#### Written exercise
Reproduce each of the entries below line for line, leaving out the pictures.

#### Data excerpts

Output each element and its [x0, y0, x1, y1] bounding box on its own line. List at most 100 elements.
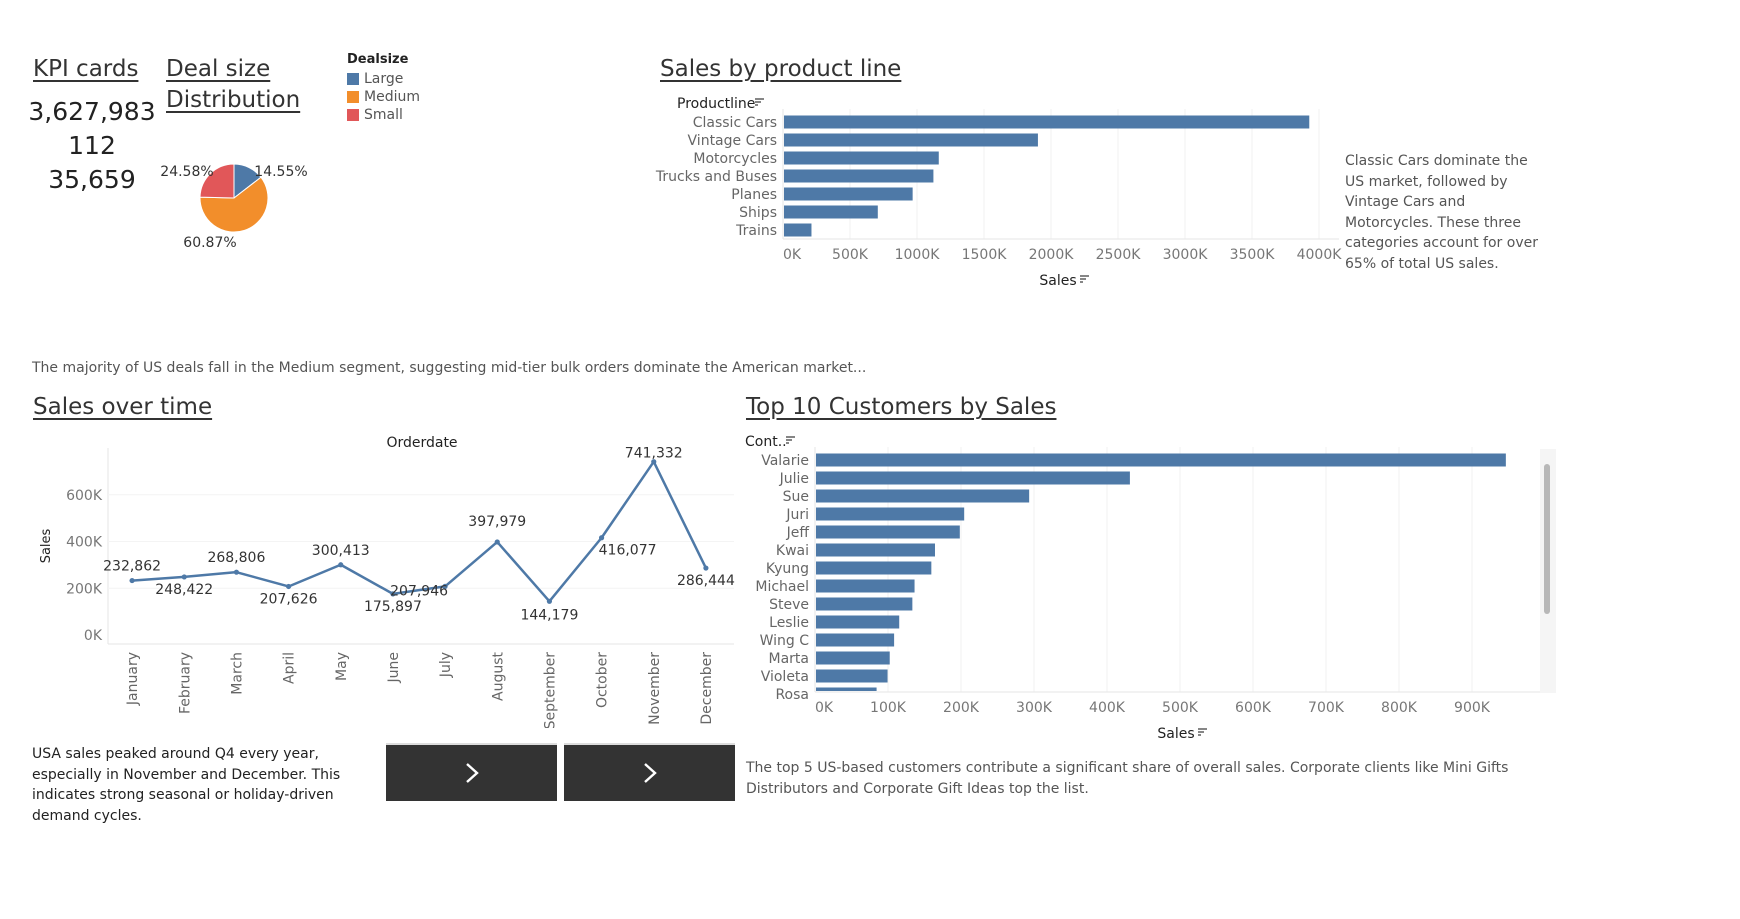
data-point-january — [129, 577, 135, 584]
legend-item-large[interactable]: Large — [347, 71, 420, 87]
kpi-order-count: 112 — [68, 131, 116, 160]
x-tick-label: 1500K — [962, 247, 1008, 263]
bar-vintage-cars — [784, 133, 1038, 147]
time-heading: Sales over time — [33, 394, 213, 420]
x-tick-label: 500K — [1162, 700, 1199, 716]
bar-kwai — [816, 543, 935, 557]
category-label: Trains — [735, 223, 777, 239]
bar-ships — [784, 205, 878, 219]
category-label: Ships — [739, 205, 777, 221]
chevron-right-icon — [643, 763, 657, 783]
product-note: Classic Cars dominate the US market, fol… — [1345, 153, 1538, 272]
chevron-right-icon — [465, 763, 479, 783]
legend-swatch-medium — [347, 91, 359, 103]
x-axis-title: Sales — [1039, 273, 1076, 289]
bar-planes — [784, 187, 913, 201]
x-tick-label: 700K — [1308, 700, 1345, 716]
category-label: Trucks and Buses — [655, 169, 777, 185]
category-label: Leslie — [769, 615, 809, 631]
bar-jeff — [816, 525, 960, 539]
pie-label-large: 14.55% — [254, 164, 307, 180]
category-label: Julie — [779, 471, 809, 487]
bar-trucks-and-buses — [784, 169, 934, 183]
category-header: Productline — [677, 96, 755, 112]
data-label: 207,946 — [390, 583, 448, 599]
x-tick-label: February — [177, 652, 193, 714]
deal-note: The majority of US deals fall in the Med… — [32, 360, 867, 376]
sales-line — [131, 460, 708, 603]
x-tick-label: March — [229, 652, 245, 695]
legend-item-small[interactable]: Small — [347, 107, 420, 123]
x-tick-label: November — [647, 652, 663, 725]
data-label: 268,806 — [207, 550, 265, 566]
category-label: Kyung — [766, 561, 809, 577]
scrollbar-thumb[interactable] — [1544, 464, 1550, 614]
category-label: Wing C — [760, 633, 810, 649]
x-tick-label: 400K — [1089, 700, 1126, 716]
x-tick-label: 4000K — [1297, 247, 1343, 263]
x-tick-label: January — [125, 652, 141, 706]
data-point-may — [338, 562, 344, 568]
x-tick-label: September — [542, 652, 558, 728]
sort-icon — [755, 98, 764, 106]
data-point-august — [494, 539, 500, 545]
sort-icon — [1198, 728, 1207, 736]
product-line-bar-chart: Productline Classic Cars Vintage Cars Motor… — [655, 96, 1343, 289]
deal-size-heading-line1: Deal size — [166, 56, 271, 82]
x-tick-label: December — [699, 652, 715, 725]
y-axis-title: Sales — [39, 528, 54, 563]
bar-marta — [816, 651, 890, 665]
top-customers-bar-chart: Cont.. Valarie Julie Sue Juri Jeff Kwai Kyung Mi… — [745, 434, 1540, 742]
customer-chart-scrollbar[interactable] — [1540, 449, 1556, 693]
sort-icon — [786, 436, 795, 444]
data-point-october — [598, 535, 605, 541]
bar-motorcycles — [784, 151, 939, 165]
data-label: 144,179 — [520, 607, 578, 623]
x-tick-label: June — [386, 652, 402, 684]
deal-size-heading-line2: Distribution — [166, 87, 301, 113]
bar-sue — [816, 489, 1030, 503]
y-tick-label: 0K — [84, 628, 103, 644]
kpi-total-sales: 3,627,983 — [28, 97, 156, 126]
bar-valarie — [816, 453, 1506, 467]
kpi-heading: KPI cards — [33, 56, 139, 82]
x-tick-label: October — [595, 652, 611, 708]
time-note: USA sales peaked around Q4 every year, e… — [32, 746, 341, 824]
sales-over-time-line-chart: Orderdate Sales 0K 200K 400K 600K 232,862 Janua… — [39, 435, 735, 728]
bar-steve — [816, 597, 913, 611]
bar-michael — [816, 579, 915, 593]
bar-rosa — [816, 687, 877, 691]
data-label: 248,422 — [155, 582, 213, 598]
customers-heading: Top 10 Customers by Sales — [746, 394, 1057, 420]
legend-item-medium[interactable]: Medium — [347, 89, 420, 105]
next-button[interactable] — [564, 743, 735, 801]
bar-leslie — [816, 615, 900, 629]
category-label: Sue — [783, 489, 809, 505]
category-label: Motorcycles — [693, 151, 777, 167]
legend-label-large: Large — [364, 71, 404, 87]
legend-label-medium: Medium — [364, 89, 420, 105]
category-label: Jeff — [786, 525, 810, 541]
previous-button[interactable] — [386, 743, 557, 801]
legend-swatch-large — [347, 73, 359, 85]
bar-julie — [816, 471, 1130, 485]
bar-juri — [816, 507, 965, 521]
data-label: 175,897 — [364, 599, 422, 615]
category-label: Steve — [769, 597, 809, 613]
category-label: Juri — [785, 507, 809, 523]
pie-label-small: 24.58% — [160, 164, 213, 180]
y-tick-label: 400K — [66, 535, 103, 551]
category-label: Kwai — [776, 543, 809, 559]
x-tick-label: 900K — [1454, 700, 1491, 716]
data-point-september — [546, 598, 553, 604]
category-label: Rosa — [775, 687, 809, 703]
x-tick-label: 2500K — [1096, 247, 1142, 263]
x-tick-label: August — [490, 651, 506, 701]
data-point-april — [285, 583, 292, 590]
category-header: Cont.. — [745, 434, 787, 450]
x-tick-label: 2000K — [1029, 247, 1075, 263]
x-tick-label: 0K — [783, 247, 802, 263]
category-label: Marta — [769, 651, 809, 667]
x-tick-label: July — [438, 652, 454, 678]
bar-violeta — [816, 669, 888, 683]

#### Solution
Output each element and its [x0, y0, x1, y1] bounding box on its own line. List at most 100 elements.
data-point-january — [129, 577, 135, 584]
legend-item-large[interactable]: Large — [347, 71, 420, 87]
kpi-order-count: 112 — [68, 131, 116, 160]
x-tick-label: 1500K — [962, 247, 1008, 263]
bar-vintage-cars — [784, 133, 1038, 147]
time-heading: Sales over time — [33, 394, 213, 420]
x-tick-label: 500K — [1162, 700, 1199, 716]
bar-kwai — [816, 543, 935, 557]
category-label: Trains — [735, 223, 777, 239]
bar-ships — [784, 205, 878, 219]
category-label: Ships — [739, 205, 777, 221]
chevron-right-icon — [643, 763, 657, 783]
product-note: Classic Cars dominate the US market, fol… — [1345, 153, 1538, 272]
chevron-right-icon — [465, 763, 479, 783]
legend-swatch-medium — [347, 91, 359, 103]
x-axis-title: Sales — [1039, 273, 1076, 289]
bar-planes — [784, 187, 913, 201]
x-tick-label: 700K — [1308, 700, 1345, 716]
category-label: Trucks and Buses — [655, 169, 777, 185]
category-label: Leslie — [769, 615, 809, 631]
bar-jeff — [816, 525, 960, 539]
pie-label-large: 14.55% — [254, 164, 307, 180]
category-label: Julie — [779, 471, 809, 487]
bar-trucks-and-buses — [784, 169, 934, 183]
category-header: Productline — [677, 96, 755, 112]
data-label: 207,946 — [390, 583, 448, 599]
x-tick-label: February — [177, 652, 193, 714]
deal-note: The majority of US deals fall in the Med… — [32, 360, 867, 376]
sales-line — [131, 460, 708, 603]
x-tick-label: March — [229, 652, 245, 695]
legend-item-small[interactable]: Small — [347, 107, 420, 123]
x-tick-label: November — [647, 652, 663, 725]
data-label: 268,806 — [207, 550, 265, 566]
category-label: Kyung — [766, 561, 809, 577]
scrollbar-thumb[interactable] — [1544, 464, 1550, 614]
category-label: Wing C — [760, 633, 810, 649]
x-tick-label: 400K — [1089, 700, 1126, 716]
x-tick-label: 4000K — [1297, 247, 1343, 263]
x-tick-label: January — [125, 652, 141, 706]
data-point-may — [338, 562, 344, 568]
x-tick-label: September — [542, 652, 558, 728]
sort-icon — [755, 98, 764, 106]
data-point-august — [494, 539, 500, 545]
sort-icon — [1198, 728, 1207, 736]
product-line-bar-chart: Productline Classic Cars Vintage Cars Motor… — [655, 96, 1343, 289]
deal-size-heading-line1: Deal size — [166, 56, 271, 82]
x-tick-label: December — [699, 652, 715, 725]
y-axis-title: Sales — [39, 528, 54, 563]
bar-marta — [816, 651, 890, 665]
top-customers-bar-chart: Cont.. Valarie Julie Sue Juri Jeff Kwai Kyung Mi… — [745, 434, 1540, 742]
customer-chart-scrollbar[interactable] — [1540, 449, 1556, 693]
sort-icon — [786, 436, 795, 444]
data-point-october — [598, 535, 605, 541]
bar-motorcycles — [784, 151, 939, 165]
data-label: 144,179 — [520, 607, 578, 623]
x-tick-label: June — [386, 652, 402, 684]
deal-size-heading-line2: Distribution — [166, 87, 301, 113]
bar-sue — [816, 489, 1030, 503]
y-tick-label: 0K — [84, 628, 103, 644]
kpi-total-sales: 3,627,983 — [28, 97, 156, 126]
bar-valarie — [816, 453, 1506, 467]
kpi-heading: KPI cards — [33, 56, 139, 82]
x-tick-label: October — [595, 652, 611, 708]
time-note: USA sales peaked around Q4 every year, e… — [32, 746, 341, 824]
sales-over-time-line-chart: Orderdate Sales 0K 200K 400K 600K 232,862 Janua… — [39, 435, 735, 728]
bar-steve — [816, 597, 913, 611]
bar-michael — [816, 579, 915, 593]
bar-rosa — [816, 687, 877, 691]
data-label: 248,422 — [155, 582, 213, 598]
customers-heading: Top 10 Customers by Sales — [746, 394, 1057, 420]
legend-item-medium[interactable]: Medium — [347, 89, 420, 105]
next-button[interactable] — [564, 743, 735, 801]
bar-leslie — [816, 615, 900, 629]
category-label: Sue — [783, 489, 809, 505]
category-label: Motorcycles — [693, 151, 777, 167]
legend-label-large: Large — [364, 71, 404, 87]
legend-label-medium: Medium — [364, 89, 420, 105]
category-label: Jeff — [786, 525, 810, 541]
previous-button[interactable] — [386, 743, 557, 801]
legend-swatch-large — [347, 73, 359, 85]
bar-julie — [816, 471, 1130, 485]
bar-juri — [816, 507, 965, 521]
data-label: 175,897 — [364, 599, 422, 615]
category-label: Steve — [769, 597, 809, 613]
category-label: Juri — [785, 507, 809, 523]
pie-label-small: 24.58% — [160, 164, 213, 180]
y-tick-label: 400K — [66, 535, 103, 551]
category-label: Kwai — [776, 543, 809, 559]
x-tick-label: 900K — [1454, 700, 1491, 716]
data-point-september — [546, 598, 553, 604]
category-label: Rosa — [775, 687, 809, 703]
x-tick-label: 2500K — [1096, 247, 1142, 263]
x-tick-label: August — [490, 651, 506, 701]
data-point-april — [285, 583, 292, 590]
category-header: Cont.. — [745, 434, 787, 450]
x-tick-label: 2000K — [1029, 247, 1075, 263]
x-tick-label: 0K — [783, 247, 802, 263]
category-label: Marta — [769, 651, 809, 667]
x-tick-label: July — [438, 652, 454, 678]
bar-violeta — [816, 669, 888, 683]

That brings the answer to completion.